### À FAIRE
**1.** Recopiez les enregistrements, de la ligne contenant « - legend: Confirmed » jusqu'à celle contenant « - bar-recover-august-07: [617, 498, 648, 531] » incluse, en substituant « bar-deceased » à « bar-death » et sans rien modifier d'autre.
**2.** Reprenez le texte sur la crise politique belge là où il s'arrête et poursuivez-le.

Un pays qui existe depuis 177 ans au cœur de l'Europe est sur le point de se désintégrer.

Selon Le Soir, la Belgique est « un pays au bord du gouffre. » Le New York Times a publié un article sur les tensions exacerbées en Belgique sous le titre « Avec la montée du nationalisme flamand, la Belgique est sur le point de basculer. » Le journal allemand  Die Tageszeitung a décrit la Belgique comme « L'état "raté" le plus réussi d'Europe. »

Les implications que pourrait avoir un « état raté » abritant les centres de décision de l'Union Européenne et de l'OTAN commencent à être évoquées. Écrivant dans le Financial Times le mois dernier, Tony Barber discutait de la possibilité d'un « divorce de velours » entre les parties francophones et flamandes du pays. Certains suggèrent, a-t-il dit, que « La partition du pays pourrait être gérée pacifiquement et sans une plongée dans l'instabilité économique. Mais, du moins pour ce qui est de l'économie cette vue des choses est peut-être un tant soit peu trop optimiste. » Il faisait référence à la question de la dette nationale belge, qui atteint maintenant 85 pour cent du PIB. 

Padhraic Garvey de la compagnie financière ING a prévenu que « Si la Belgique devait se diviser, il y aurait un énorme débat pour savoir sur qui pèsera la dette, avec les garanties associées pour les obligations du gouvernement et les compensations à payer »

Déjà, l’écart entre les emprunts du gouvernement belge et ceux du gouvernement allemand se creuse de plus en plus. Un échec prolongé à former un gouvernement ou une évolution menant vers une division rendraient certainement nerveux les investisseurs étrangers qui jouent un rôle majeur dans l'économie. Dix pour cent des emplois belges dépendent d’investissements étrangers.

Alors que l'Europe penche vers une récession, la perspective d'une division devient plus vraissemblable, les politiciens flamands du nord rejetant l'idée de continuer à payer les 6 milliards d'euros qui sont affectés aux régions industrielles en friche du sud francophone. Pour la même raison, les dégâts économiques qui pourraient être infligés, non seulement à la Belgique mais à l'ensemble du système financier mondial, s'amplifient. L'incertitude sur les paiements d'une dette nationale en temps de récession génère des cauchemars financiers.

### ENREGISTREMENTS EXTRAITS
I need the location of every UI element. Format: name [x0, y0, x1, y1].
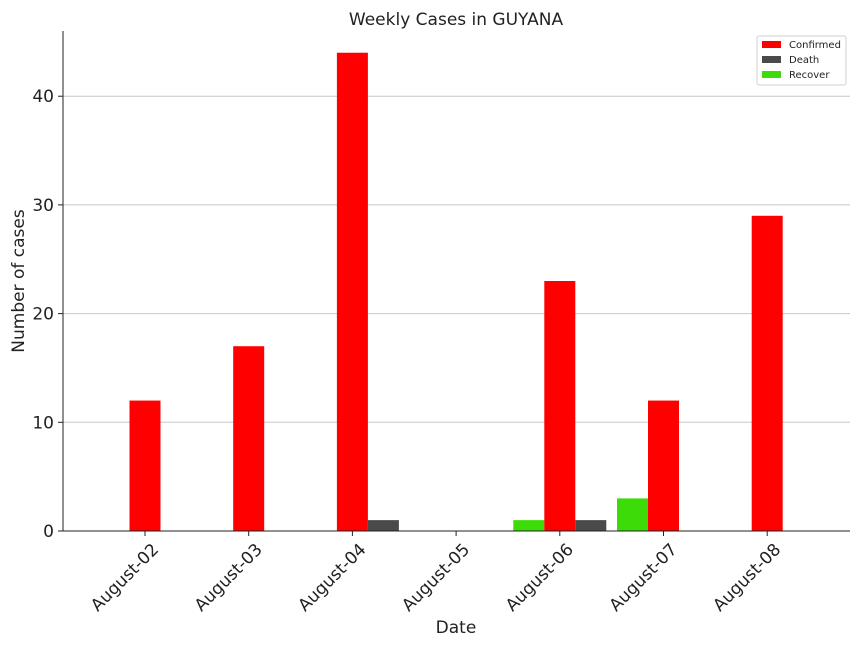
- legend: Confirmed Death Recover: [756, 35, 847, 86]
- bar-death-august-04: [367, 520, 399, 531]
- legend-label-recover: Recover: [789, 70, 830, 81]
- bar-death-august-06: [575, 520, 607, 531]
- bar-recover-august-06: [513, 520, 545, 531]
- y-ticks: 0 10 20 30 40: [32, 87, 63, 542]
- y-tick-label: 20: [32, 305, 54, 325]
- x-tick-label: August-06: [502, 540, 578, 616]
- legend-swatch-death: [762, 56, 781, 63]
- y-tick-label: 30: [32, 196, 54, 216]
- bar-confirmed-august-07: [648, 400, 679, 531]
- y-axis-label: Number of cases: [9, 209, 29, 353]
- bar-recover-august-07: [617, 498, 648, 531]
- x-tick-label: August-02: [87, 540, 163, 616]
- legend-label-death: Death: [789, 55, 819, 66]
- legend-swatch-recover: [762, 71, 781, 78]
- legend-label-confirmed: Confirmed: [789, 40, 841, 51]
- y-tick-label: 40: [32, 87, 54, 107]
- x-axis-label: Date: [436, 618, 477, 638]
- legend-swatch-confirmed: [762, 41, 781, 48]
- x-ticks: August-02 August-03 August-04 August-05 Augu…: [87, 531, 785, 616]
- y-tick-label: 10: [32, 413, 54, 433]
- x-tick-label: August-03: [191, 540, 267, 616]
- x-tick-label: August-07: [606, 540, 682, 616]
- bar-confirmed-august-03: [233, 346, 265, 531]
- x-tick-label: August-04: [295, 540, 371, 616]
- bars: [129, 52, 783, 532]
- bar-confirmed-august-04: [336, 52, 368, 531]
- grid-lines: [63, 95, 850, 423]
- y-tick-label: 0: [43, 522, 54, 542]
- bar-confirmed-august-06: [544, 281, 576, 531]
- bar-confirmed-august-08: [751, 215, 783, 532]
- x-tick-label: August-08: [709, 540, 785, 616]
- bar-confirmed-august-02: [129, 400, 161, 531]
- x-tick-label: August-05: [398, 540, 474, 616]
- chart-title: Weekly Cases in GUYANA: [349, 10, 564, 30]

### RÉPONSES DANS L'ORDRE
**1.**
- legend: Confirmed Death Recover: [756, 35, 847, 86]
- bar-deceased-august-04: [367, 520, 399, 531]
- legend-label-recover: Recover: [789, 70, 830, 81]
- bar-deceased-august-06: [575, 520, 607, 531]
- bar-recover-august-06: [513, 520, 545, 531]
- y-ticks: 0 10 20 30 40: [32, 87, 63, 542]
- y-tick-label: 20: [32, 305, 54, 325]
- x-tick-label: August-06: [502, 540, 578, 616]
- legend-swatch-death: [762, 56, 781, 63]
- y-tick-label: 30: [32, 196, 54, 216]
- bar-confirmed-august-07: [648, 400, 679, 531]
- y-axis-label: Number of cases: [9, 209, 29, 353]
- bar-recover-august-07: [617, 498, 648, 531]

**2.**
Le dernier épisode de la crise belge a commencé le 15 juillet, quand Leterme a présenté sa démission au roi Albert II pour la troisième fois depuis les élections. Albert l'a refusé, et a nommé une commission de trois hommes pour mettre fin à une situation bloquée.

Leterme, chef du Parti chrétien-démocrate flamand (CD&V), a fait campagne l'année dernière pour l'extension des pouvoirs autonomes des principales régions belges. En particulier, il y avait des appels à l'extension de l'autonomie financière régionale des Flandres, le du nord du pays néerlandophone et plus riche, qui représentent 65 pour cent du PIB national.

Les nationalistes flamands appellent à la séparation des Flandres du sud du pays, plus pauvre, la Wallonie. Le taux de chômage y est trois fois plus élevé qu'en Flandres. Alors que le PIB flamand par habitant est de 124 pour cent de la moyenne européenne, en Wallonie, il n’est que de 90 pour cent. Certains représentants du monde des affaires flamands font campagne pour une division suivant le modèle tchécoslovaque. Les nationalistes flamands ne veulent pas subventionner les aides sociales dans le sud. Le Vlaams Belang (les intérêts flamands) d'extrême-droite prétend que ces aides sociales ont transformé les Wallons en « drogués de l'aide sociale ». La capitale, Bruxelles, est aussi un sujet de discorde. Cette cité est francophone, mais elle est comprise dans une province flamande.

Le CD&V a remporté l'élection en alliance avec les nationalistes modérés flamands de la Nouvelle alliance flamande (NVA), et Leterme a été invité à former un gouvernement. Les changements constitutionnels que Leterme proposaient requerraient une majorité des deux tiers qu'il n'avait pas. La suggestion d'une sécession flamande a rendu les Libéraux wallons (MR) et les Chrétiens démocrates (CDH) récalcitrants à l'entrée dans une coalition. En même temps, les nationalistes flamands, dont ceux du propre parti de Leterme, ont été renforcés à la fois par ses propositions et par le chaos qui s'en est suivi dans les négociations en vue d'une coalition. Les nationalistes ont intensifié leurs demandes pour plus d'autonomie. Les disputes locales se sont amplifiées à propos des règlements linguistiques dans certaines banlieues au sud de Bruxelles. L'enjeu est le rattachement de la capitale à l'une ou l'autre des régions linguistiques.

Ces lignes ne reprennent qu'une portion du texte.